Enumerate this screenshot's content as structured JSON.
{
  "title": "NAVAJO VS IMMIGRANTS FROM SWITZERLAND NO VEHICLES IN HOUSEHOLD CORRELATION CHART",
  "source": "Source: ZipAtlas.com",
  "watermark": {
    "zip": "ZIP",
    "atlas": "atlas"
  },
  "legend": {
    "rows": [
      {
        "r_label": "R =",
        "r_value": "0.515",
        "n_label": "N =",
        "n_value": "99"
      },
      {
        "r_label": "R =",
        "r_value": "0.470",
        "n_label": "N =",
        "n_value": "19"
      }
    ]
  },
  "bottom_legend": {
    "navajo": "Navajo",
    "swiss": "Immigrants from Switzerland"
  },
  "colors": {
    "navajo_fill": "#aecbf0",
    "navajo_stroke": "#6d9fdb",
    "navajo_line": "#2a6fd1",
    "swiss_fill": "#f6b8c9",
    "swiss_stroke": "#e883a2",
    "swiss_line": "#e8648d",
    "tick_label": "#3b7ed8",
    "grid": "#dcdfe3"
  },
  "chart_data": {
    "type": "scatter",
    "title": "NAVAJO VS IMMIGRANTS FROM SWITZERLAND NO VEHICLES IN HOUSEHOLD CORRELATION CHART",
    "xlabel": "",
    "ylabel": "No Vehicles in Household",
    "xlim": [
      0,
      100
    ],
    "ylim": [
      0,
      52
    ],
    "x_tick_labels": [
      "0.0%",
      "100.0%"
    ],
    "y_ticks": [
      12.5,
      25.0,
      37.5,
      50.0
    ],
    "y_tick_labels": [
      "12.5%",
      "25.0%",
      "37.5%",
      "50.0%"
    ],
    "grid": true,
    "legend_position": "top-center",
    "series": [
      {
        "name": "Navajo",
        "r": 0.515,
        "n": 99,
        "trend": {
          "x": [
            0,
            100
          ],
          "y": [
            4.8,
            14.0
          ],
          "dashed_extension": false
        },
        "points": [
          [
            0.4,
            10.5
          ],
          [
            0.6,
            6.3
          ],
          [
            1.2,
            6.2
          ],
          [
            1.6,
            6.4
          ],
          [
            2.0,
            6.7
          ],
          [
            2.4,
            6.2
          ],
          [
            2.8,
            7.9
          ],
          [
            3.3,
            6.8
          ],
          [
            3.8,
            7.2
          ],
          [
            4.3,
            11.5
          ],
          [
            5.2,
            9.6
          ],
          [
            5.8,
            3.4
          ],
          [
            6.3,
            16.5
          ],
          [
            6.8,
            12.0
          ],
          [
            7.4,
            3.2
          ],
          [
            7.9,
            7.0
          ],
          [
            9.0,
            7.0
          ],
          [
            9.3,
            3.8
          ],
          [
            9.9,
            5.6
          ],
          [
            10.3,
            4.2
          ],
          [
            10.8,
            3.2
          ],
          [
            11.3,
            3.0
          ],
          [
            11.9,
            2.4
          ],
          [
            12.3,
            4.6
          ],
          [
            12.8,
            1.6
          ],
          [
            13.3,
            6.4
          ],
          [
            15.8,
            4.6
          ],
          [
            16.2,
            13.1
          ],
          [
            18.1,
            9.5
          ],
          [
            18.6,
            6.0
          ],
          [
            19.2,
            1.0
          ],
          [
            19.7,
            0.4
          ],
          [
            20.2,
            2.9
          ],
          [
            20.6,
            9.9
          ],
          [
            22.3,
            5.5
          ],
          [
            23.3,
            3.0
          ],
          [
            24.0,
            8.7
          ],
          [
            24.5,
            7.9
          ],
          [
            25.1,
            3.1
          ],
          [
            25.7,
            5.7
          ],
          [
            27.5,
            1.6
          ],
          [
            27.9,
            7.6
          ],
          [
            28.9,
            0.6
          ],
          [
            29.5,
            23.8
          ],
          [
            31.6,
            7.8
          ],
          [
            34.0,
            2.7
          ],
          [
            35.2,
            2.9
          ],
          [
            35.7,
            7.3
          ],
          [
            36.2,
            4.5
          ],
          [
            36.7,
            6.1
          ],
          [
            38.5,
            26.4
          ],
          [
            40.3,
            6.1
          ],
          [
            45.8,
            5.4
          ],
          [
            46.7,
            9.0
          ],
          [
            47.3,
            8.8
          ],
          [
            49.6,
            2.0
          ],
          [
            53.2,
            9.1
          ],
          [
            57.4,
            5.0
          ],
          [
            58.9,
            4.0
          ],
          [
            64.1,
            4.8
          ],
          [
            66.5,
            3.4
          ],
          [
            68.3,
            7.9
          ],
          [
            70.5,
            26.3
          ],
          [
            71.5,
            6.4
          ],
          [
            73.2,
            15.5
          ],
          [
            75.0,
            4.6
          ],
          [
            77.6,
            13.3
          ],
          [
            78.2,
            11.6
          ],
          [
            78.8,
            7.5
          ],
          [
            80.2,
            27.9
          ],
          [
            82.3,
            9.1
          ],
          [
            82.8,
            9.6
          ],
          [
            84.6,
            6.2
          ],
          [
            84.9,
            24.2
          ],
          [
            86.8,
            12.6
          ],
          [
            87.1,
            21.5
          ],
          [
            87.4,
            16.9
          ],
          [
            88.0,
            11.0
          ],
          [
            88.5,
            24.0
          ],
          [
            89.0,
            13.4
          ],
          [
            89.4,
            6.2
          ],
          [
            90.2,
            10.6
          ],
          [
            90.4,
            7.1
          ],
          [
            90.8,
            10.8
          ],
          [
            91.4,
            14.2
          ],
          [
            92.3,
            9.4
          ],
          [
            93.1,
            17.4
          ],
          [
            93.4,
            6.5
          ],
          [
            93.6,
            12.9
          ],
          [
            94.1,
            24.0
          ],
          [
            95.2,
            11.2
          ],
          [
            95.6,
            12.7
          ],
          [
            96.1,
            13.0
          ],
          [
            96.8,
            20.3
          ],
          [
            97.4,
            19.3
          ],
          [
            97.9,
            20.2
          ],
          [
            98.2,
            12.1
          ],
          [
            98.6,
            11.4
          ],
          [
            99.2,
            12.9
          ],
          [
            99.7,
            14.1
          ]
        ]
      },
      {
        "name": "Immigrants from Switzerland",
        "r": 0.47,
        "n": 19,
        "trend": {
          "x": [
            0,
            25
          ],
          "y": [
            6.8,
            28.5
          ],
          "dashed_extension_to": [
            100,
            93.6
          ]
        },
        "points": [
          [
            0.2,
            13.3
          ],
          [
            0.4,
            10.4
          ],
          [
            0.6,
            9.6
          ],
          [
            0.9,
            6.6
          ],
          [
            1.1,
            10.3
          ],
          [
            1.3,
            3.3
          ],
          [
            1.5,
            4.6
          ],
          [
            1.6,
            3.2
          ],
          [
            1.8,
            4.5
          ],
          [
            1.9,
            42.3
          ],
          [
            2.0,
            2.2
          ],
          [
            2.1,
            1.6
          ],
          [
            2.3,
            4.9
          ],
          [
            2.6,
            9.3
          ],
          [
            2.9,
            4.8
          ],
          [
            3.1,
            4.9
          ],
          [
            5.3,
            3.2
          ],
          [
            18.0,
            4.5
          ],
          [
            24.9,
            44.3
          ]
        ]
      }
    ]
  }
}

◇ ◇ ◇ ◇

Goal: Identify and extract each line of the listing that contains "name".

Reply:
        "name": "Navajo",
        "name": "Immigrants from Switzerland",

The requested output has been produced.